Written problem: Print the entries verbatim, leaving out the images they contain.
***** Extracted material *****
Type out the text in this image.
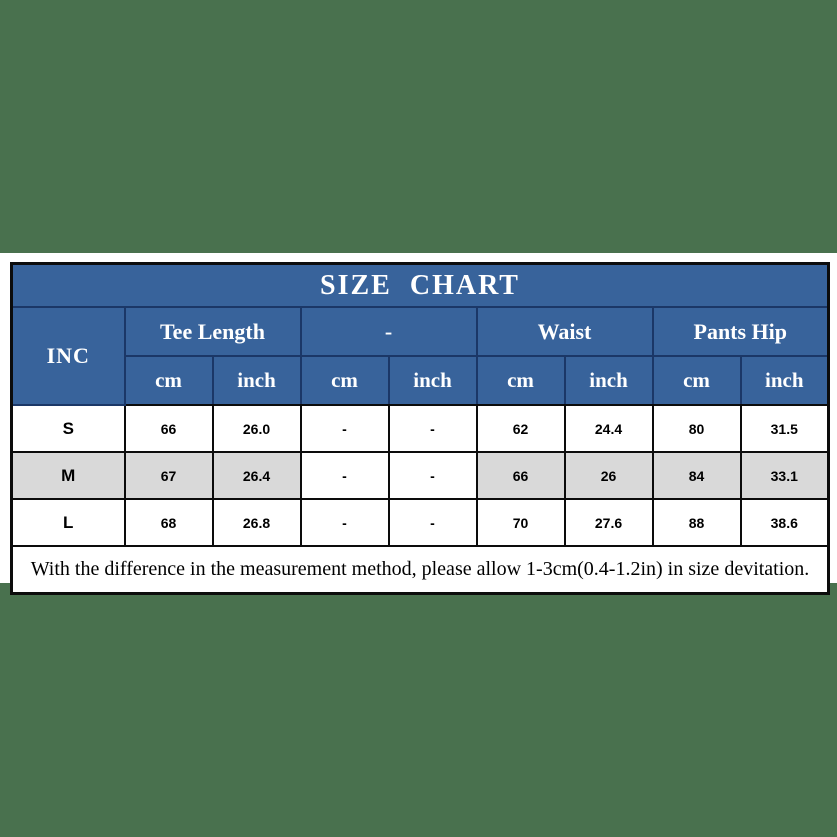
SIZE CHART								
INC	Tee Length		-		Waist		Pants Hip	
	cm	inch	cm	inch	cm	inch	cm	inch
S	66	26.0	-	-	62	24.4	80	31.5
M	67	26.4	-	-	66	26	84	33.1
L	68	26.8	-	-	70	27.6	88	38.6
With the difference in the measurement method, please allow 1-3cm(0.4-1.2in) in size devitation.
*****
Solved exercise:
Type out the text in this image.
SIZE CHART								
INC	Tee Length		-		Waist		Pants Hip	
	cm	inch	cm	inch	cm	inch	cm	inch
S	66	26.0	-	-	62	24.4	80	31.5
M	67	26.4	-	-	66	26	84	33.1
L	68	26.8	-	-	70	27.6	88	38.6
With the difference in the measurement method, please allow 1-3cm(0.4-1.2in) in size devitation.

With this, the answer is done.